### Data provided
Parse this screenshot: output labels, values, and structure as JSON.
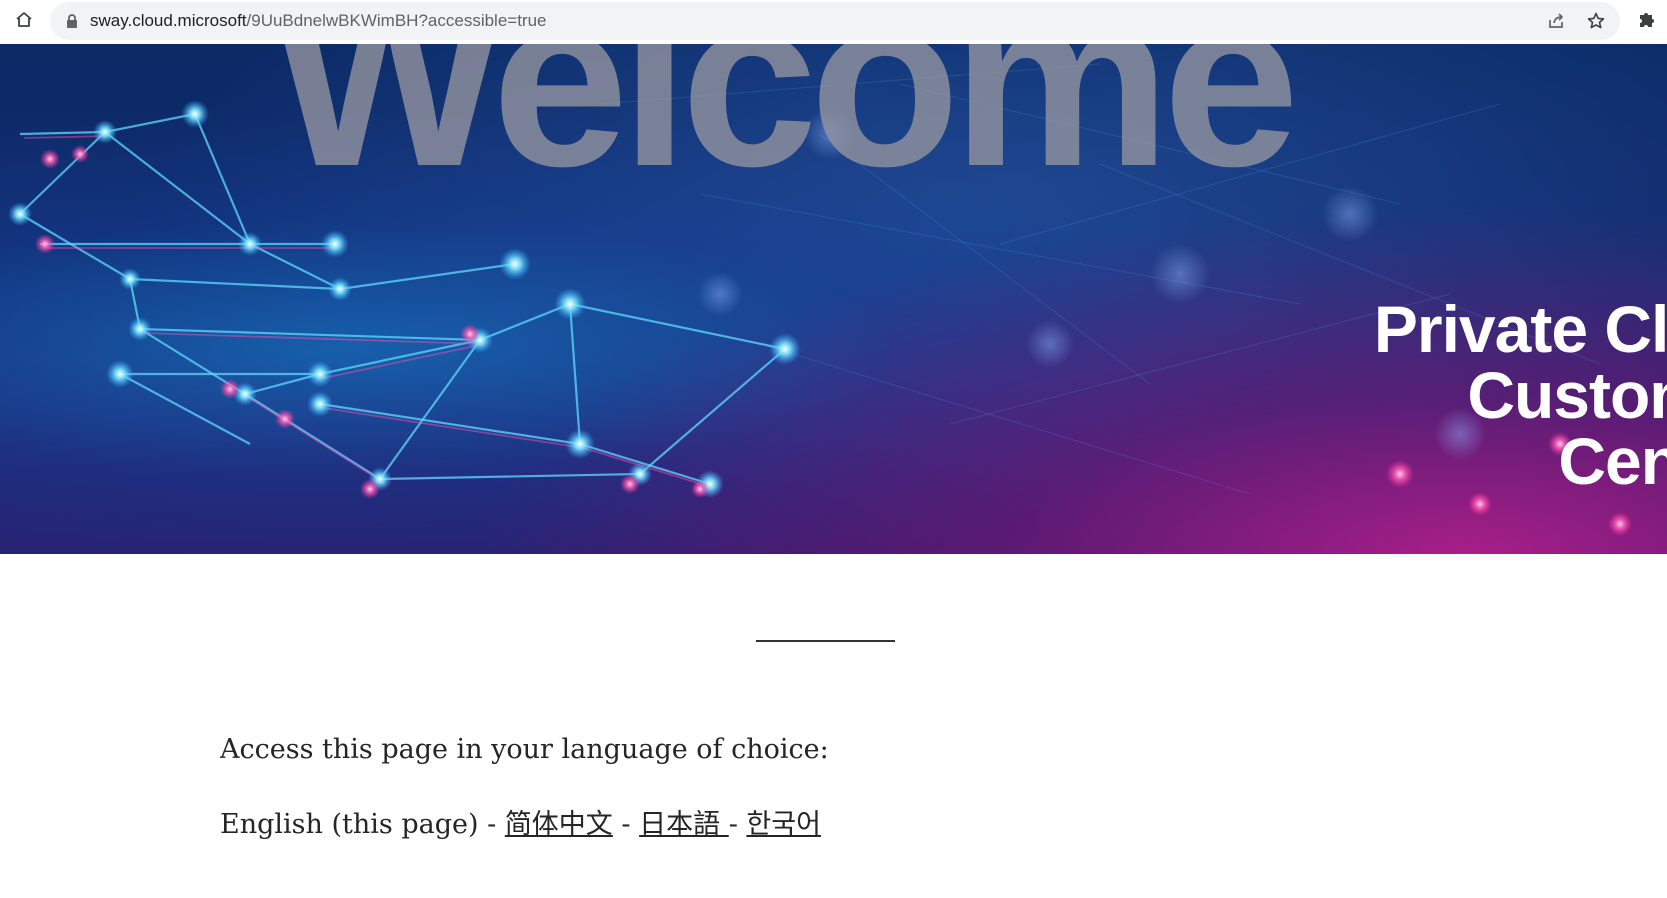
{
  "browser": {
    "url_host": "sway.cloud.microsoft",
    "url_path": "/9UuBdnelwBKWimBH?accessible=true",
    "icons": [
      "home-icon",
      "lock-icon",
      "share-icon",
      "star-icon",
      "puzzle-icon"
    ]
  },
  "banner": {
    "welcome_text": "Welcome",
    "brand_lines": [
      "Private Clou",
      "Custom",
      "Cent"
    ],
    "colors": {
      "deep_blue": "#0b2a66",
      "magenta": "#be1e8c",
      "cyan": "#3fd0ff",
      "welcome_gray": "#96969f"
    }
  },
  "content": {
    "prompt": "Access this page in your language of choice:",
    "current_language": "English (this page)",
    "separator": " - ",
    "languages": [
      {
        "label": "简体中文"
      },
      {
        "label": "日本語 "
      },
      {
        "label": "한국어"
      }
    ]
  }
}
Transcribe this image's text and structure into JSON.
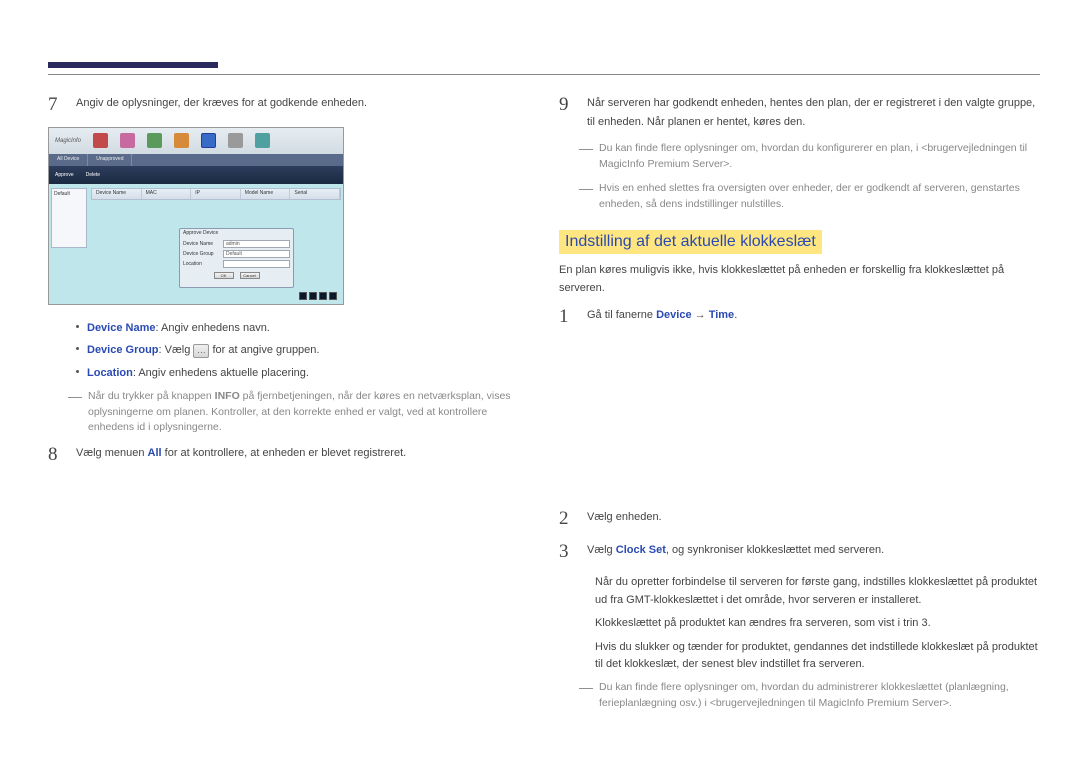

### Task goal
Please write out all the data again word for word, but not the pictures.

### Solution for this problem
Parse this screenshot: output labels, values, and structure as JSON.
{
  "browser": {
    "url_host": "sway.cloud.microsoft",
    "url_path": "/9UuBdnelwBKWimBH?accessible=true",
    "icons": [
      "home-icon",
      "lock-icon",
      "share-icon",
      "star-icon",
      "puzzle-icon"
    ]
  },
  "banner": {
    "welcome_text": "Welcome",
    "brand_lines": [
      "Private Clou",
      "Custom",
      "Cent"
    ],
    "colors": {
      "deep_blue": "#0b2a66",
      "magenta": "#be1e8c",
      "cyan": "#3fd0ff",
      "welcome_gray": "#96969f"
    }
  },
  "content": {
    "prompt": "Access this page in your language of choice:",
    "current_language": "English (this page)",
    "separator": " - ",
    "languages": [
      {
        "label": "简体中文"
      },
      {
        "label": "日本語 "
      },
      {
        "label": "한국어"
      }
    ]
  }
}
Transcribe this image's text and structure into JSON.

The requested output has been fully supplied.